Records about charts and figures:
━━━━━━━━━━━━━━━━

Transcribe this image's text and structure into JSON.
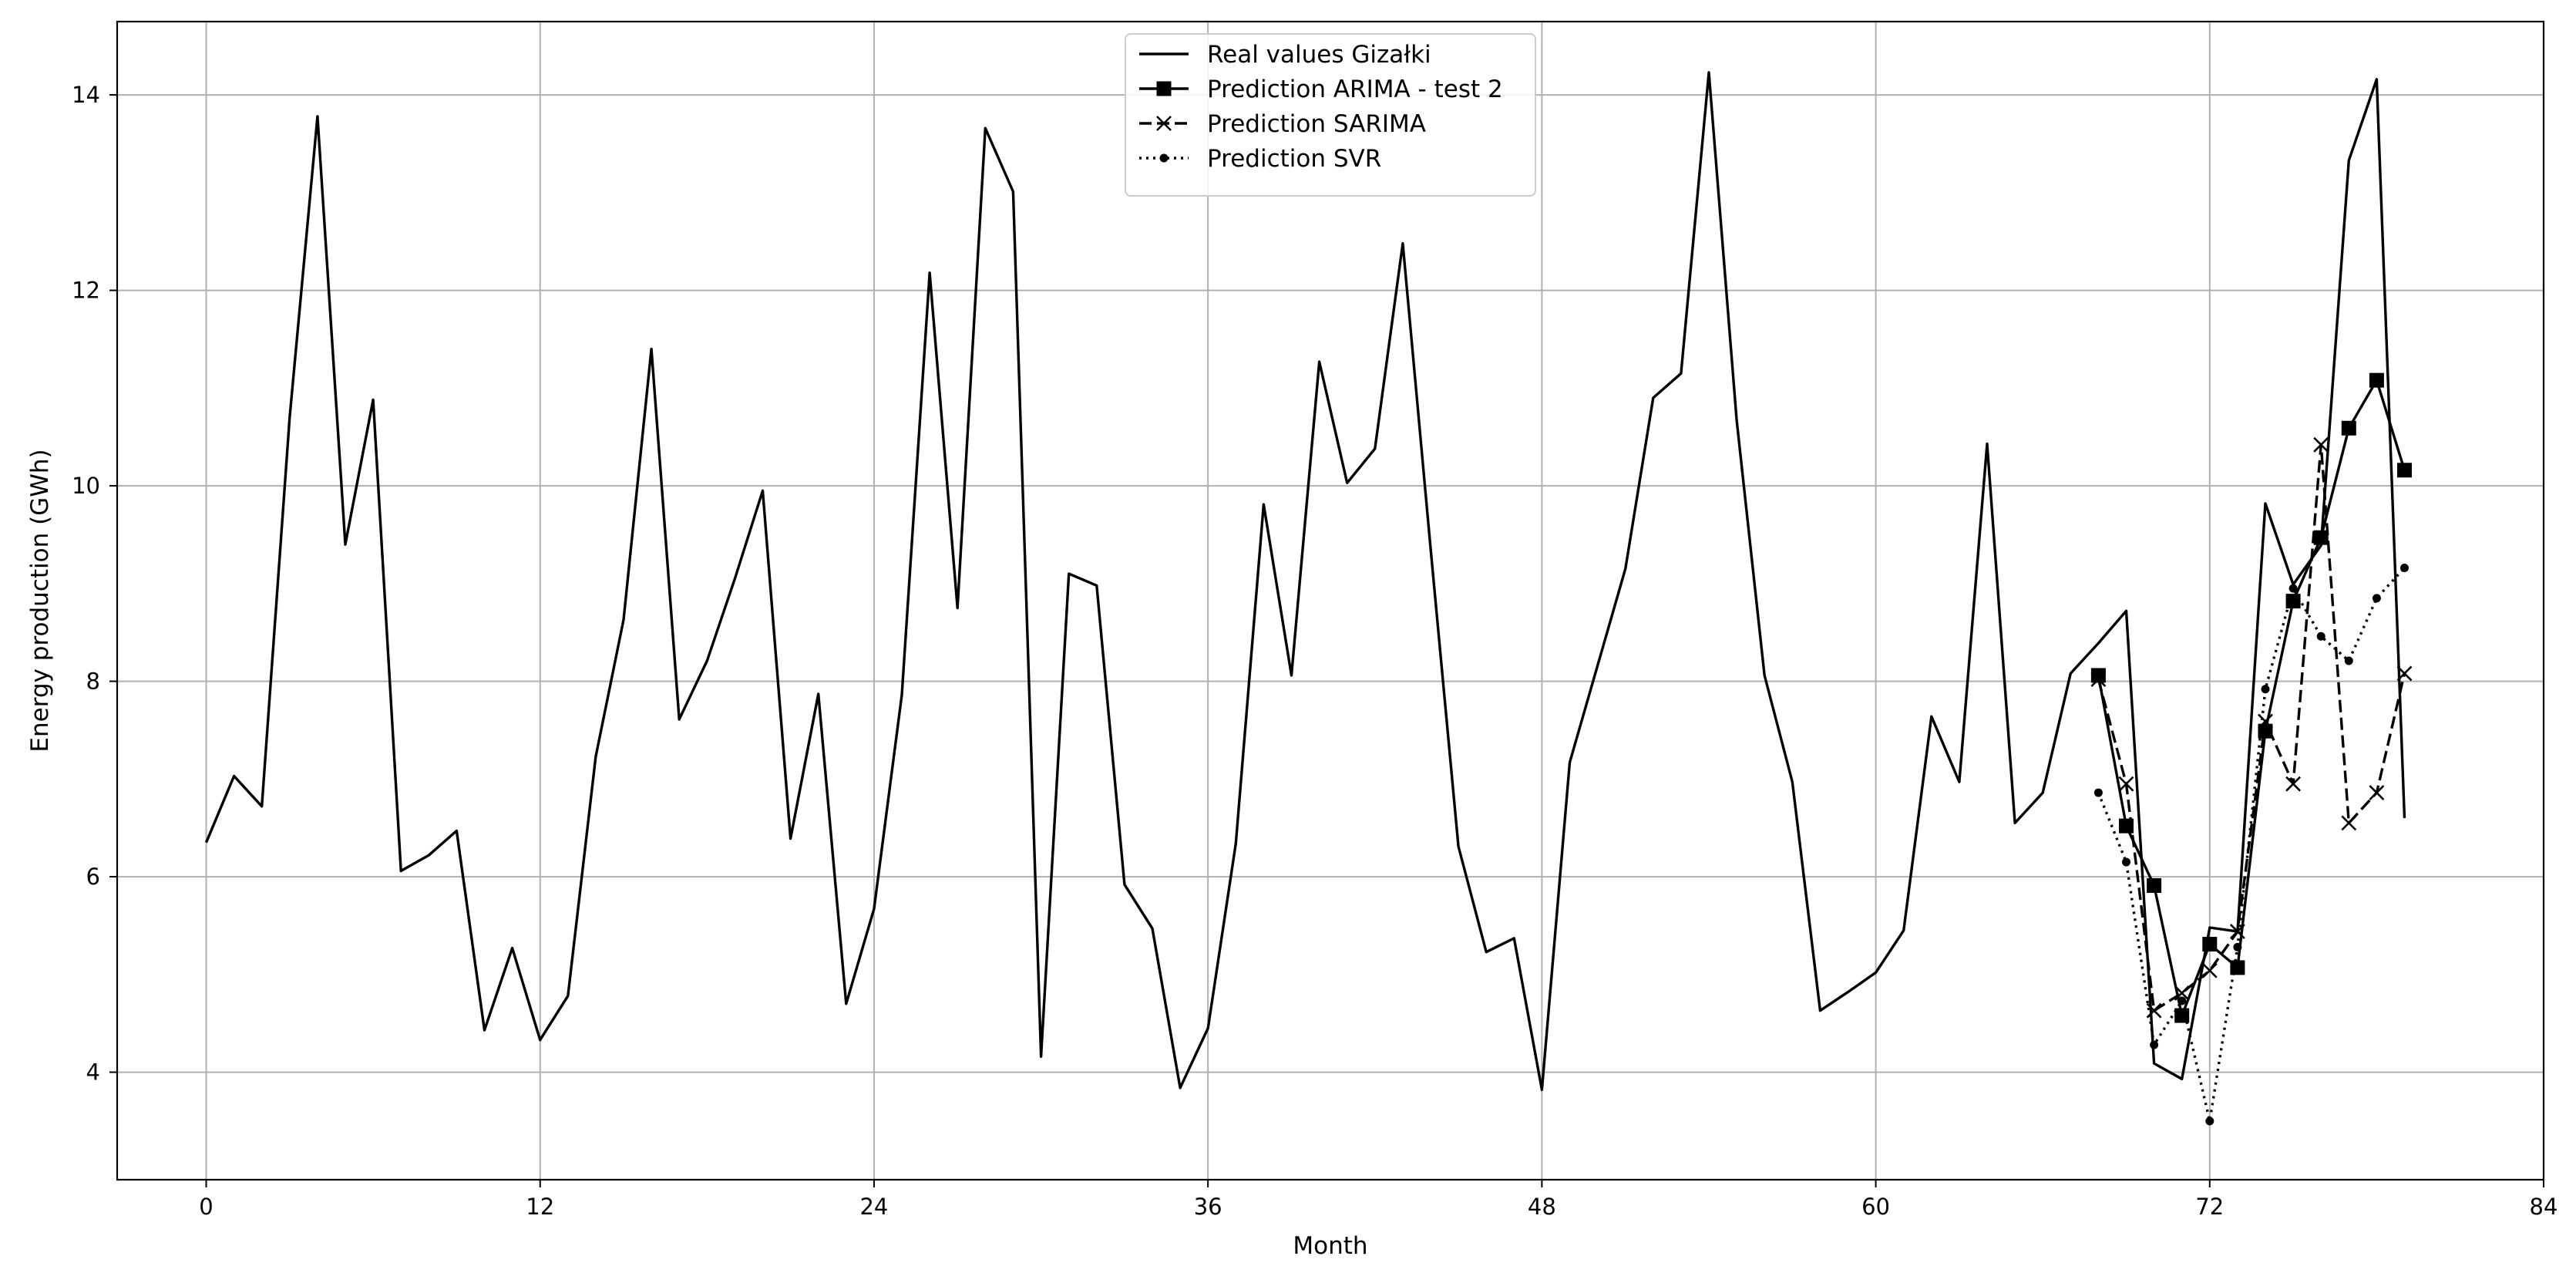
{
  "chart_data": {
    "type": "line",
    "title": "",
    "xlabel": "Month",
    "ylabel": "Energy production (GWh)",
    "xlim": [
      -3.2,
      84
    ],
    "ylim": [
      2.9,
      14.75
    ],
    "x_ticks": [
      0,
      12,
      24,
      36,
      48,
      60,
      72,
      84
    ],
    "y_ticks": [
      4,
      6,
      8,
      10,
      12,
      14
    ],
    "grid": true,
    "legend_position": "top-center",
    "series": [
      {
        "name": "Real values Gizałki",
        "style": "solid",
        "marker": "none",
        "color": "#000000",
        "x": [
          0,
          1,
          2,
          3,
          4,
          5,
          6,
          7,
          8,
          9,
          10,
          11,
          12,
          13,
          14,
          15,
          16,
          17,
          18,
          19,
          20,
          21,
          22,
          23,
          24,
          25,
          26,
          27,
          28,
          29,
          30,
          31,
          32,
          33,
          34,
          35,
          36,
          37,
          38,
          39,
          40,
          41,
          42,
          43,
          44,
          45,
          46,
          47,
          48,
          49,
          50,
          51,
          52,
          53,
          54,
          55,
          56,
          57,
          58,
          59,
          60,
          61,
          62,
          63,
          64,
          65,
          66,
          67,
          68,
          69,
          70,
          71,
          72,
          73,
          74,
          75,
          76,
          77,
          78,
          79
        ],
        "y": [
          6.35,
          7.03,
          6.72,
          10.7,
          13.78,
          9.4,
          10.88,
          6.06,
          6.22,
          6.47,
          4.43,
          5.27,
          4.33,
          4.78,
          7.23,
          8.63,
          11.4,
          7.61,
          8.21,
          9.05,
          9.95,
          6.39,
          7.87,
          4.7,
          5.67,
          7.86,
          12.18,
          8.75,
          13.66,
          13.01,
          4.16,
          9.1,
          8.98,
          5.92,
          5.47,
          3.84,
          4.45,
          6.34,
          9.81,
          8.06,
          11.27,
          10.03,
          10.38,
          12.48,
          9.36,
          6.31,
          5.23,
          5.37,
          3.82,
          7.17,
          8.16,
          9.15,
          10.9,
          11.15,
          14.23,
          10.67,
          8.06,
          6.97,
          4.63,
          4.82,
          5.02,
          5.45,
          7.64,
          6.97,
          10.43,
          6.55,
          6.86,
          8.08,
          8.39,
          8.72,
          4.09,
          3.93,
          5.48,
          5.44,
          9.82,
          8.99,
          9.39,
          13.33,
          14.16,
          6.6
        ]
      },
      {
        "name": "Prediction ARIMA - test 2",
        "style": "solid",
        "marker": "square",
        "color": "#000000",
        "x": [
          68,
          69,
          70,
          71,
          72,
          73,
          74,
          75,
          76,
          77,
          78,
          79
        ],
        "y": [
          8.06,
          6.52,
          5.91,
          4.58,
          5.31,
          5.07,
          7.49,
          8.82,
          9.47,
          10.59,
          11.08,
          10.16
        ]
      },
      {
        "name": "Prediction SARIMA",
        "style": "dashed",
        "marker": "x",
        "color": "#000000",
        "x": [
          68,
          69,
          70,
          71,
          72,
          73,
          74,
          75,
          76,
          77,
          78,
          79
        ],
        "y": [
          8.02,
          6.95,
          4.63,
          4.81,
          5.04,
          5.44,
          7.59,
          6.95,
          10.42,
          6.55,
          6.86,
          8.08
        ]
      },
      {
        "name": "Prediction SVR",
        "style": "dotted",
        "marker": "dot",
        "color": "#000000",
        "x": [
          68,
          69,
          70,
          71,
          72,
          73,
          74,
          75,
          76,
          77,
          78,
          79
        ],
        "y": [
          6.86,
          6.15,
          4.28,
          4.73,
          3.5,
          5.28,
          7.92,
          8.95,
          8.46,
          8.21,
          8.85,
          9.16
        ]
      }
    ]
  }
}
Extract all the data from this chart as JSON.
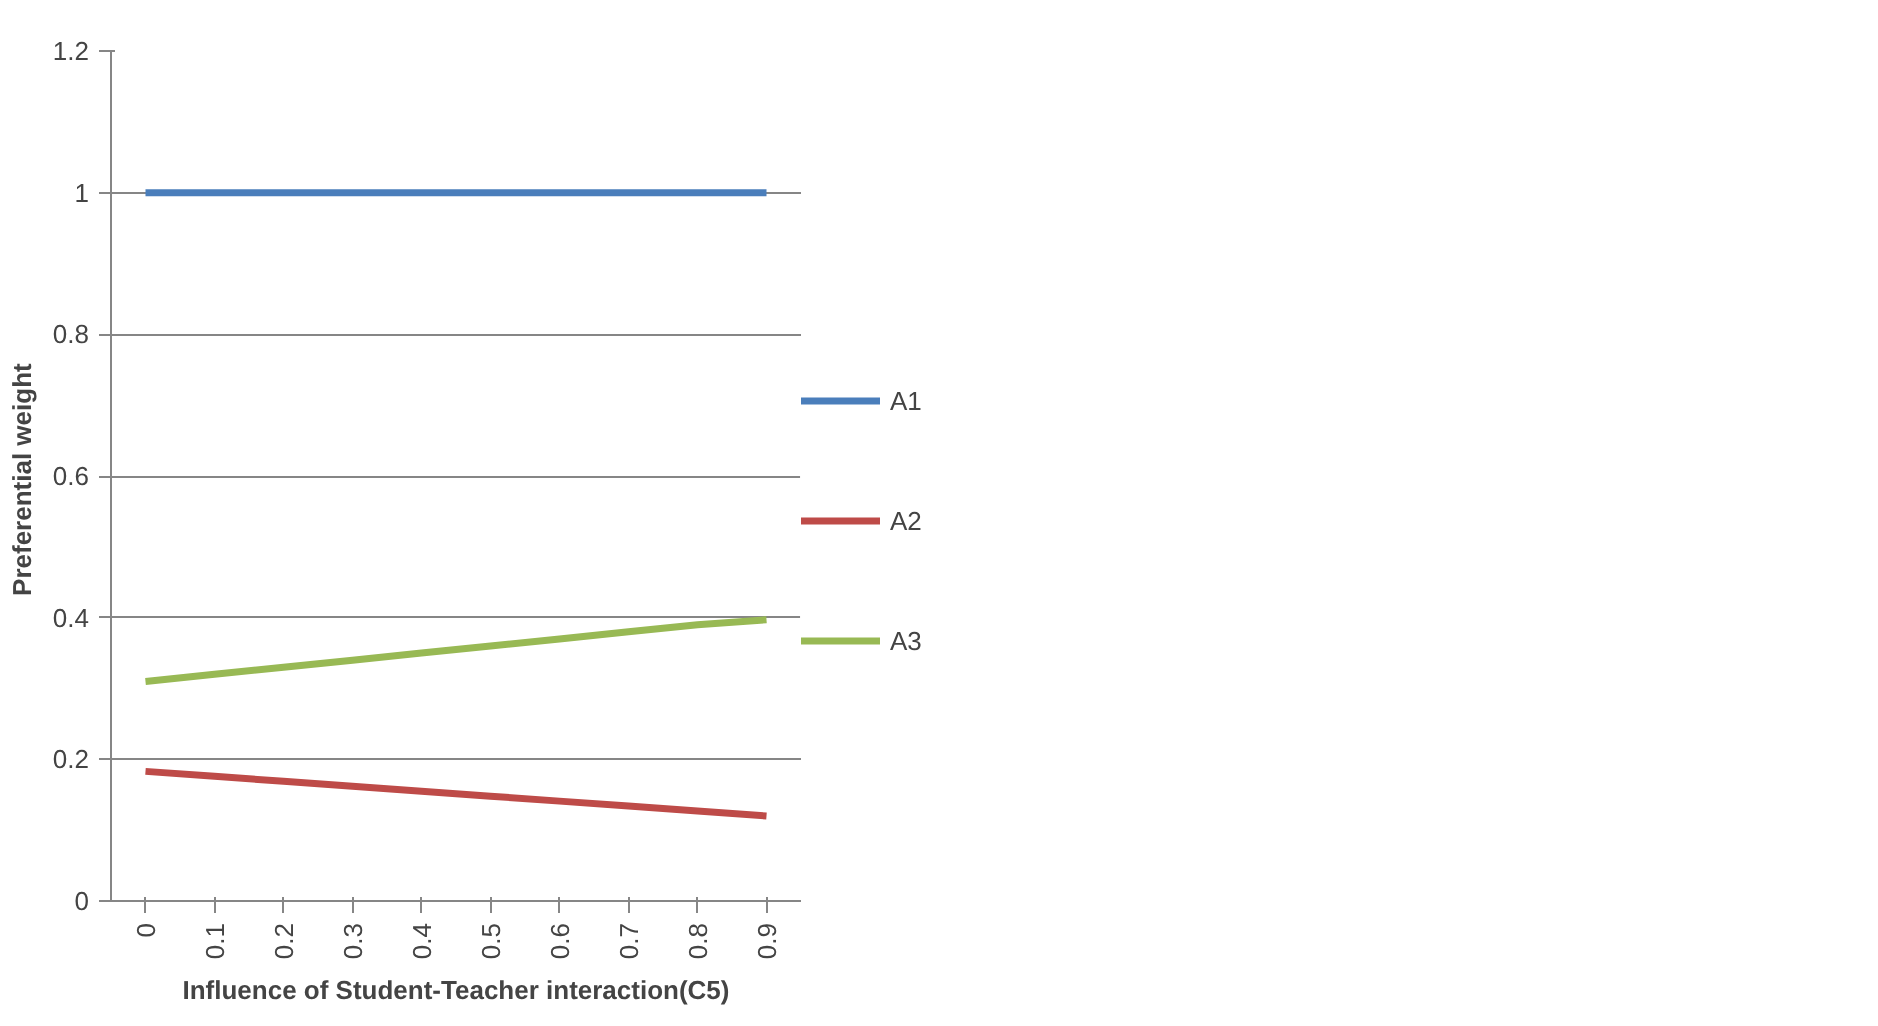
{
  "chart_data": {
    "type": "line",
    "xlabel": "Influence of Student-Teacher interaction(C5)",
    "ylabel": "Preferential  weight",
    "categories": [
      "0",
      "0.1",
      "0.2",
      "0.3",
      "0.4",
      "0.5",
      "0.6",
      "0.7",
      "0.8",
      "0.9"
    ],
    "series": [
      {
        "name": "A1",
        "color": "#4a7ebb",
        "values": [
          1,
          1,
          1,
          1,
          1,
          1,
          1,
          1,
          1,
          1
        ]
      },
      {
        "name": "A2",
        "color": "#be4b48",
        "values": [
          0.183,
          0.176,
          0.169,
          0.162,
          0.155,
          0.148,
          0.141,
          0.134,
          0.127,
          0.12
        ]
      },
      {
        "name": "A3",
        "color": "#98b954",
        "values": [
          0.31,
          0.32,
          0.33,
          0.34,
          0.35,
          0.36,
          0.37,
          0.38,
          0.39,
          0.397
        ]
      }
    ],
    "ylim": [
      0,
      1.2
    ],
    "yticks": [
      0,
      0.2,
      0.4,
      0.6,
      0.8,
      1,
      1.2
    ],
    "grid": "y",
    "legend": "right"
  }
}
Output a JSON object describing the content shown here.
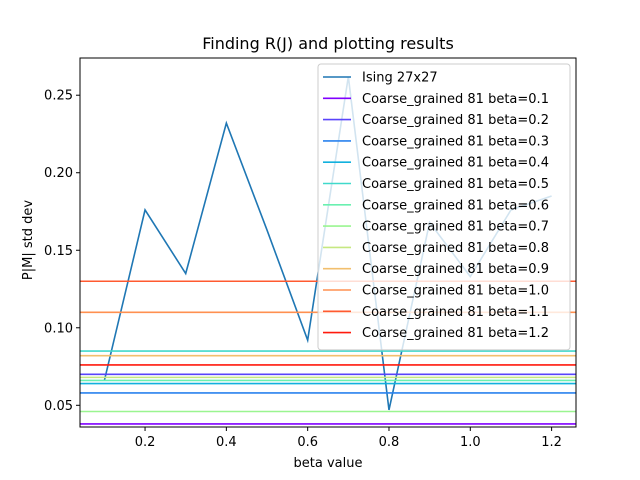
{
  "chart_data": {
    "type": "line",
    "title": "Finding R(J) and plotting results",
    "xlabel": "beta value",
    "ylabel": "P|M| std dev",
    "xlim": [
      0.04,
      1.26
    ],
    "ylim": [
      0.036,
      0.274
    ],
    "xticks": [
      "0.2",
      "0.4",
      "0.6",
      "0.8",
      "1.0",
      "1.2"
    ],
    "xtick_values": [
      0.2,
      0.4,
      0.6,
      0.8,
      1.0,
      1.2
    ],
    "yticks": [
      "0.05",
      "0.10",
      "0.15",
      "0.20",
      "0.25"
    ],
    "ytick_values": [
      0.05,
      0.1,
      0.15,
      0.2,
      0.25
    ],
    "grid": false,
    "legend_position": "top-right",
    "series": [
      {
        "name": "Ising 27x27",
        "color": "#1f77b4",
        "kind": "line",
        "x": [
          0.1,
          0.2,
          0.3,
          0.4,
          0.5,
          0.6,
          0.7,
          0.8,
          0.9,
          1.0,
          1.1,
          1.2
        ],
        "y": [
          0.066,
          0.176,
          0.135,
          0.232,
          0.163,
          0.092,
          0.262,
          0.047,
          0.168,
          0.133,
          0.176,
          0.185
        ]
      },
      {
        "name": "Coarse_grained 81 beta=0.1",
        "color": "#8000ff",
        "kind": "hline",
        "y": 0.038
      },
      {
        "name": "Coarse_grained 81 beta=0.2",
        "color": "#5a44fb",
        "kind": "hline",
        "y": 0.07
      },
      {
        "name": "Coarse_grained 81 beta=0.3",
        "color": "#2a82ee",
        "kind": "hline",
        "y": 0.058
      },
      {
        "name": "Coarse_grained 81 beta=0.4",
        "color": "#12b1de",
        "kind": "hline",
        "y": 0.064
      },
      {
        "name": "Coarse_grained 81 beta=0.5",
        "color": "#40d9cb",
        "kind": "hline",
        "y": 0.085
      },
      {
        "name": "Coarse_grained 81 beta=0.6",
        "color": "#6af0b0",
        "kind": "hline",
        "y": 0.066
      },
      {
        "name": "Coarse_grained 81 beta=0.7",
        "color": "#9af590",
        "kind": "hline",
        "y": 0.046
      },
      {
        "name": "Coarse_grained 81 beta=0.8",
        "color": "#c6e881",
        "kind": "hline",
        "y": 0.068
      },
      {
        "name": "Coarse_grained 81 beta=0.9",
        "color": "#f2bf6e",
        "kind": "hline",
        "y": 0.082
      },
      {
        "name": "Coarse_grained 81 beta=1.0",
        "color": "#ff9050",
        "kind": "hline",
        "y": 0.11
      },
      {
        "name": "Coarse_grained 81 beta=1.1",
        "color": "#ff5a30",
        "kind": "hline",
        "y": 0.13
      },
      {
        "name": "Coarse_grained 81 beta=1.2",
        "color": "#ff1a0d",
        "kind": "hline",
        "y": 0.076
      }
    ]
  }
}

━━━━━━━━━━━━━━━━

Task to complete: Copy every line of the listing containing the string "this".

Exercise answer:
Transcribe this image's text and structure into JSON.
Extract all the data from this chart as JSON.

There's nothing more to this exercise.